[Data entries]:
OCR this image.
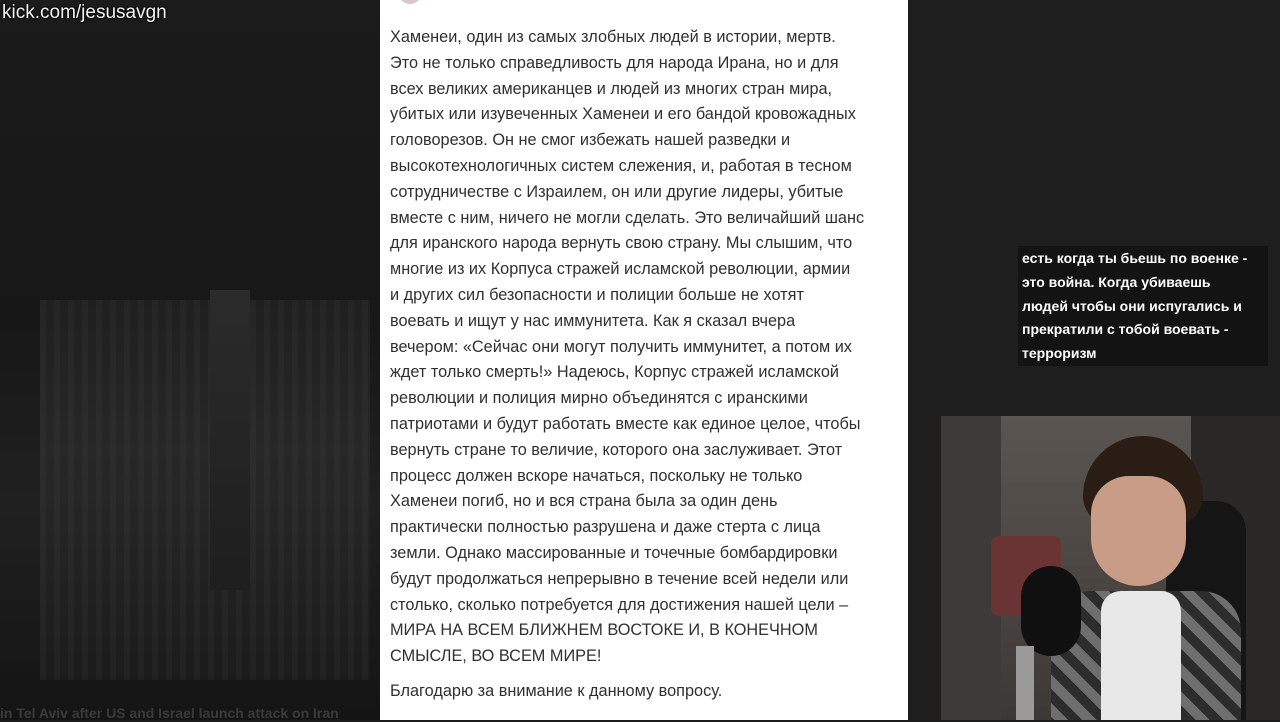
kick.com/jesusavgn
in Tel Aviv after US and Israel launch attack on Iran
Хаменеи, один из самых злобных людей в истории, мертв.
Это не только справедливость для народа Ирана, но и для
всех великих американцев и людей из многих стран мира,
убитых или изувеченных Хаменеи и его бандой кровожадных
головорезов. Он не смог избежать нашей разведки и
высокотехнологичных систем слежения, и, работая в тесном
сотрудничестве с Израилем, он или другие лидеры, убитые
вместе с ним, ничего не могли сделать. Это величайший шанс
для иранского народа вернуть свою страну. Мы слышим, что
многие из их Корпуса стражей исламской революции, армии
и других сил безопасности и полиции больше не хотят
воевать и ищут у нас иммунитета. Как я сказал вчера
вечером: «Сейчас они могут получить иммунитет, а потом их
ждет только смерть!» Надеюсь, Корпус стражей исламской
революции и полиция мирно объединятся с иранскими
патриотами и будут работать вместе как единое целое, чтобы
вернуть стране то величие, которого она заслуживает. Этот
процесс должен вскоре начаться, поскольку не только
Хаменеи погиб, но и вся страна была за один день
практически полностью разрушена и даже стерта с лица
земли. Однако массированные и точечные бомбардировки
будут продолжаться непрерывно в течение всей недели или
столько, сколько потребуется для достижения нашей цели –
МИРА НА ВСЕМ БЛИЖНЕМ ВОСТОКЕ И, В КОНЕЧНОМ
СМЫСЛЕ, ВО ВСЕМ МИРЕ!
Благодарю за внимание к данному вопросу.
есть когда ты бьешь по военке -
это война. Когда убиваешь
людей чтобы они испугались и
прекратили с тобой воевать -
терроризм
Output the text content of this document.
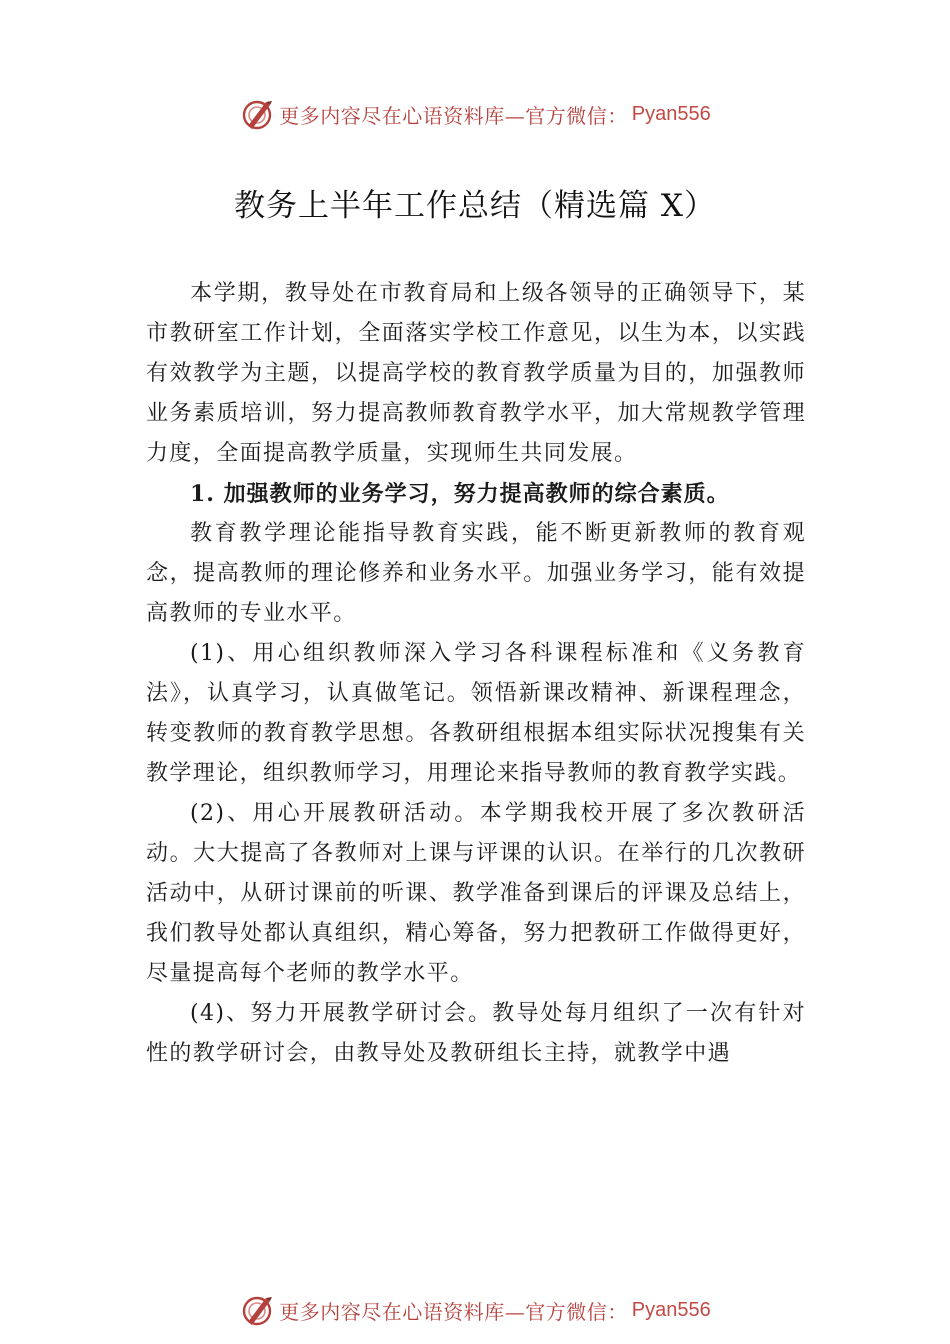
更多内容尽在心语资料库—官方微信： Pyan556
教务上半年工作总结（精选篇 X）

本学期，教导处在市教育局和上级各领导的正确领导下，某市教研室工作计划，全面落实学校工作意见，以生为本，以实践有效教学为主题，以提高学校的教育教学质量为目的，加强教师业务素质培训，努力提高教师教育教学水平，加大常规教学管理力度，全面提高教学质量，实现师生共同发展。

1. 加强教师的业务学习，努力提高教师的综合素质。

教育教学理论能指导教育实践，能不断更新教师的教育观念，提高教师的理论修养和业务水平。加强业务学习，能有效提高教师的专业水平。

(1)、用心组织教师深入学习各科课程标准和《义务教育法》，认真学习，认真做笔记。领悟新课改精神、新课程理念，转变教师的教育教学思想。各教研组根据本组实际状况搜集有关教学理论，组织教师学习，用理论来指导教师的教育教学实践。

(2)、用心开展教研活动。本学期我校开展了多次教研活动。大大提高了各教师对上课与评课的认识。在举行的几次教研活动中，从研讨课前的听课、教学准备到课后的评课及总结上，我们教导处都认真组织，精心筹备，努力把教研工作做得更好，尽量提高每个老师的教学水平。

(4)、努力开展教学研讨会。教导处每月组织了一次有针对性的教学研讨会，由教导处及教研组长主持，就教学中遇

更多内容尽在心语资料库—官方微信： Pyan556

[To be done]: Find the word "народа" in the entries, and copy every line it shows up in.

[Exercise solution]:
Это не только справедливость для народа Ирана, но и для
для иранского народа вернуть свою страну. Мы слышим, что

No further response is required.